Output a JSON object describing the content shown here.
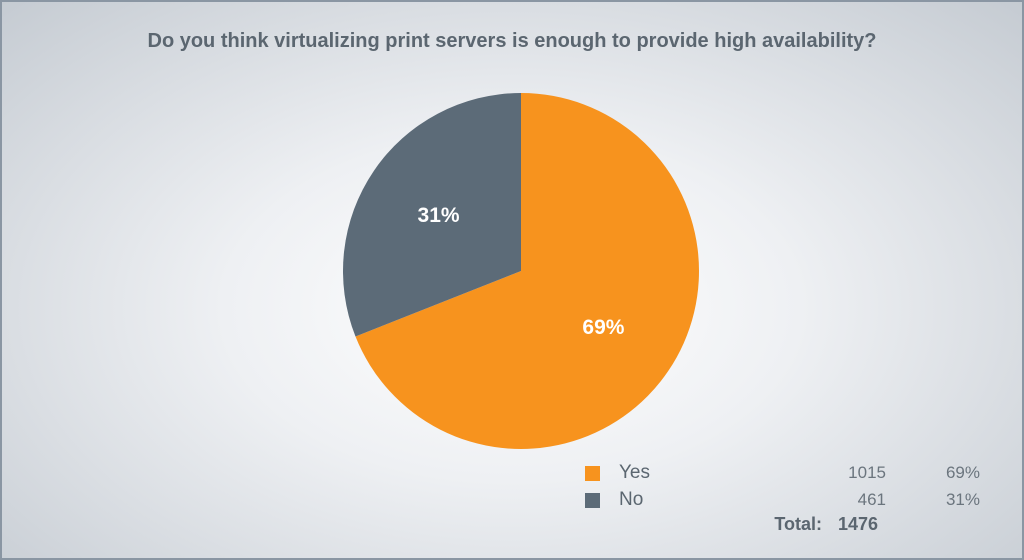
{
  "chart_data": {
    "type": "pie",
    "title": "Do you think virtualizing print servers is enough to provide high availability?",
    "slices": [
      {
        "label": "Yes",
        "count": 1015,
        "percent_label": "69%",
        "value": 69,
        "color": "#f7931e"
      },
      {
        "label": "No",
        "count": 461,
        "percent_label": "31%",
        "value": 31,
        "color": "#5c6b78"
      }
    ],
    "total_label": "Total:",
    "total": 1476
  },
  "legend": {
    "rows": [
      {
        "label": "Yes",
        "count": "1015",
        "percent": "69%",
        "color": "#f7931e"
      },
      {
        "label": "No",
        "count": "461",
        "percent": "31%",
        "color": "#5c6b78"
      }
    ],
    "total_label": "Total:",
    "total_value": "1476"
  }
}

═══

→ **Instructions for the task**
Pictures excluded, quote all the data above exactly.

→ **Response**
Output a JSON object describing the content shown here.
{
  "chart_data": {
    "type": "pie",
    "title": "Do you think virtualizing print servers is enough to provide high availability?",
    "slices": [
      {
        "label": "Yes",
        "count": 1015,
        "percent_label": "69%",
        "value": 69,
        "color": "#f7931e"
      },
      {
        "label": "No",
        "count": 461,
        "percent_label": "31%",
        "value": 31,
        "color": "#5c6b78"
      }
    ],
    "total_label": "Total:",
    "total": 1476
  },
  "legend": {
    "rows": [
      {
        "label": "Yes",
        "count": "1015",
        "percent": "69%",
        "color": "#f7931e"
      },
      {
        "label": "No",
        "count": "461",
        "percent": "31%",
        "color": "#5c6b78"
      }
    ],
    "total_label": "Total:",
    "total_value": "1476"
  }
}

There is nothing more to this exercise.